(Dataset records)
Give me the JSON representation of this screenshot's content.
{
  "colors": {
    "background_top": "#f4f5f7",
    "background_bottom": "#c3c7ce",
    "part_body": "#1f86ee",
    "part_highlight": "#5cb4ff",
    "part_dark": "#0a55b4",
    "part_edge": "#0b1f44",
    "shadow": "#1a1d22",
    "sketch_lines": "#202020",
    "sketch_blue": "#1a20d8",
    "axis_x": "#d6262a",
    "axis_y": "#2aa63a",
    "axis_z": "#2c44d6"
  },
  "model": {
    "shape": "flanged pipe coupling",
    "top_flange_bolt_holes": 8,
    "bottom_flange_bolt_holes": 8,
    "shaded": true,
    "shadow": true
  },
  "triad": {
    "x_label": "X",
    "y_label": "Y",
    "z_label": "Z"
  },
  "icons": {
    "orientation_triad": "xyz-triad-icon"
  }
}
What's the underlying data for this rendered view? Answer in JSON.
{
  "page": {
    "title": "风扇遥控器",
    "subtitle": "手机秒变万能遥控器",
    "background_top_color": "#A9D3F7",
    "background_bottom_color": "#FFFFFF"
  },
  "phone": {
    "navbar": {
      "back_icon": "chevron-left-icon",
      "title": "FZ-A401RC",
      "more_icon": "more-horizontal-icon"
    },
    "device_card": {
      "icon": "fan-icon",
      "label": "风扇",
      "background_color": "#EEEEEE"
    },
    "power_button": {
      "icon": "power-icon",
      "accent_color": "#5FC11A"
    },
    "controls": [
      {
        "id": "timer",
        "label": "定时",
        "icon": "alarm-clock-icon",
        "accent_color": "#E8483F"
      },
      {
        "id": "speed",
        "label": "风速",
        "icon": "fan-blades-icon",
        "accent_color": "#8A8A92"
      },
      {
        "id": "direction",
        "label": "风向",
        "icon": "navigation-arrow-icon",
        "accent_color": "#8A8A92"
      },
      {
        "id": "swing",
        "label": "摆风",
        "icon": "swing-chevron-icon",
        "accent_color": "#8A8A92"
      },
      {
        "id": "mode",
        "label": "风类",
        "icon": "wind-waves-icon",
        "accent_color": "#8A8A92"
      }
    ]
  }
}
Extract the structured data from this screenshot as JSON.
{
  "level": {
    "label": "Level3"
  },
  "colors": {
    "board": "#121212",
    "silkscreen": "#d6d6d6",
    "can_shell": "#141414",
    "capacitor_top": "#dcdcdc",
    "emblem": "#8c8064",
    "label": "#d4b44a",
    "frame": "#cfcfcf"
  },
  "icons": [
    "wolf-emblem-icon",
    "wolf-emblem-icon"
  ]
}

▶ INSTRUCTION
Would you reproduce all the entries exactly?

▶ THE RESPONSE
Give me the JSON representation of this screenshot's content.
{
  "colors": {
    "background_top": "#f4f5f7",
    "background_bottom": "#c3c7ce",
    "part_body": "#1f86ee",
    "part_highlight": "#5cb4ff",
    "part_dark": "#0a55b4",
    "part_edge": "#0b1f44",
    "shadow": "#1a1d22",
    "sketch_lines": "#202020",
    "sketch_blue": "#1a20d8",
    "axis_x": "#d6262a",
    "axis_y": "#2aa63a",
    "axis_z": "#2c44d6"
  },
  "model": {
    "shape": "flanged pipe coupling",
    "top_flange_bolt_holes": 8,
    "bottom_flange_bolt_holes": 8,
    "shaded": true,
    "shadow": true
  },
  "triad": {
    "x_label": "X",
    "y_label": "Y",
    "z_label": "Z"
  },
  "icons": {
    "orientation_triad": "xyz-triad-icon"
  }
}
What's the underlying data for this rendered view? Answer in JSON.
{
  "page": {
    "title": "风扇遥控器",
    "subtitle": "手机秒变万能遥控器",
    "background_top_color": "#A9D3F7",
    "background_bottom_color": "#FFFFFF"
  },
  "phone": {
    "navbar": {
      "back_icon": "chevron-left-icon",
      "title": "FZ-A401RC",
      "more_icon": "more-horizontal-icon"
    },
    "device_card": {
      "icon": "fan-icon",
      "label": "风扇",
      "background_color": "#EEEEEE"
    },
    "power_button": {
      "icon": "power-icon",
      "accent_color": "#5FC11A"
    },
    "controls": [
      {
        "id": "timer",
        "label": "定时",
        "icon": "alarm-clock-icon",
        "accent_color": "#E8483F"
      },
      {
        "id": "speed",
        "label": "风速",
        "icon": "fan-blades-icon",
        "accent_color": "#8A8A92"
      },
      {
        "id": "direction",
        "label": "风向",
        "icon": "navigation-arrow-icon",
        "accent_color": "#8A8A92"
      },
      {
        "id": "swing",
        "label": "摆风",
        "icon": "swing-chevron-icon",
        "accent_color": "#8A8A92"
      },
      {
        "id": "mode",
        "label": "风类",
        "icon": "wind-waves-icon",
        "accent_color": "#8A8A92"
      }
    ]
  }
}
Extract the structured data from this screenshot as JSON.
{
  "level": {
    "label": "Level3"
  },
  "colors": {
    "board": "#121212",
    "silkscreen": "#d6d6d6",
    "can_shell": "#141414",
    "capacitor_top": "#dcdcdc",
    "emblem": "#8c8064",
    "label": "#d4b44a",
    "frame": "#cfcfcf"
  },
  "icons": [
    "wolf-emblem-icon",
    "wolf-emblem-icon"
  ]
}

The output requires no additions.